[Dataset records]
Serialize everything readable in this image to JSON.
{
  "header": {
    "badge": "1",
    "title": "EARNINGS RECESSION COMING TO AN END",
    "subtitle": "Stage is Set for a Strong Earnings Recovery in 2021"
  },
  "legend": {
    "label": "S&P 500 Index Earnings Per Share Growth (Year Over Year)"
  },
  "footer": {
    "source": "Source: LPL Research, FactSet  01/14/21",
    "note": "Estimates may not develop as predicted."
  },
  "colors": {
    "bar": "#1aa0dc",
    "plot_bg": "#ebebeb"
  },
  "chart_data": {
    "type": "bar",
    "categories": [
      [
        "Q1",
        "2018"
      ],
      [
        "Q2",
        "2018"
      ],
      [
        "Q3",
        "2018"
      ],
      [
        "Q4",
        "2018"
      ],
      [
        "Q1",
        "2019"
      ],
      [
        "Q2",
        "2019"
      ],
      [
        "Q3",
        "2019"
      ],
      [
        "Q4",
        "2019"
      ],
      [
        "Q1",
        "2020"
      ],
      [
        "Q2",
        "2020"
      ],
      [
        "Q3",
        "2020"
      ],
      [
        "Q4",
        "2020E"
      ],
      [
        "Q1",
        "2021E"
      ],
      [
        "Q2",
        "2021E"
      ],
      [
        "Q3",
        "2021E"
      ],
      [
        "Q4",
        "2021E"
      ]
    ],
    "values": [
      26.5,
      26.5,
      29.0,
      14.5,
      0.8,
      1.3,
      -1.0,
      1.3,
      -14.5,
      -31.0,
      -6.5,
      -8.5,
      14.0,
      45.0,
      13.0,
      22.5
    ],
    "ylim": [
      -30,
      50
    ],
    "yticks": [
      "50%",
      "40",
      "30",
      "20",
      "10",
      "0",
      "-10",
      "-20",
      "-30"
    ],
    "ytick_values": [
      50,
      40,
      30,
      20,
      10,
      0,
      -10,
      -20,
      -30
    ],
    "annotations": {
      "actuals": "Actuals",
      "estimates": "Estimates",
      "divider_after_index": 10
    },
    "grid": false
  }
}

The exercise: In this exercise, repeat all entries exactly.

Exercise solution:
Serialize everything readable in this image to JSON.
{
  "header": {
    "badge": "1",
    "title": "EARNINGS RECESSION COMING TO AN END",
    "subtitle": "Stage is Set for a Strong Earnings Recovery in 2021"
  },
  "legend": {
    "label": "S&P 500 Index Earnings Per Share Growth (Year Over Year)"
  },
  "footer": {
    "source": "Source: LPL Research, FactSet  01/14/21",
    "note": "Estimates may not develop as predicted."
  },
  "colors": {
    "bar": "#1aa0dc",
    "plot_bg": "#ebebeb"
  },
  "chart_data": {
    "type": "bar",
    "categories": [
      [
        "Q1",
        "2018"
      ],
      [
        "Q2",
        "2018"
      ],
      [
        "Q3",
        "2018"
      ],
      [
        "Q4",
        "2018"
      ],
      [
        "Q1",
        "2019"
      ],
      [
        "Q2",
        "2019"
      ],
      [
        "Q3",
        "2019"
      ],
      [
        "Q4",
        "2019"
      ],
      [
        "Q1",
        "2020"
      ],
      [
        "Q2",
        "2020"
      ],
      [
        "Q3",
        "2020"
      ],
      [
        "Q4",
        "2020E"
      ],
      [
        "Q1",
        "2021E"
      ],
      [
        "Q2",
        "2021E"
      ],
      [
        "Q3",
        "2021E"
      ],
      [
        "Q4",
        "2021E"
      ]
    ],
    "values": [
      26.5,
      26.5,
      29.0,
      14.5,
      0.8,
      1.3,
      -1.0,
      1.3,
      -14.5,
      -31.0,
      -6.5,
      -8.5,
      14.0,
      45.0,
      13.0,
      22.5
    ],
    "ylim": [
      -30,
      50
    ],
    "yticks": [
      "50%",
      "40",
      "30",
      "20",
      "10",
      "0",
      "-10",
      "-20",
      "-30"
    ],
    "ytick_values": [
      50,
      40,
      30,
      20,
      10,
      0,
      -10,
      -20,
      -30
    ],
    "annotations": {
      "actuals": "Actuals",
      "estimates": "Estimates",
      "divider_after_index": 10
    },
    "grid": false
  }
}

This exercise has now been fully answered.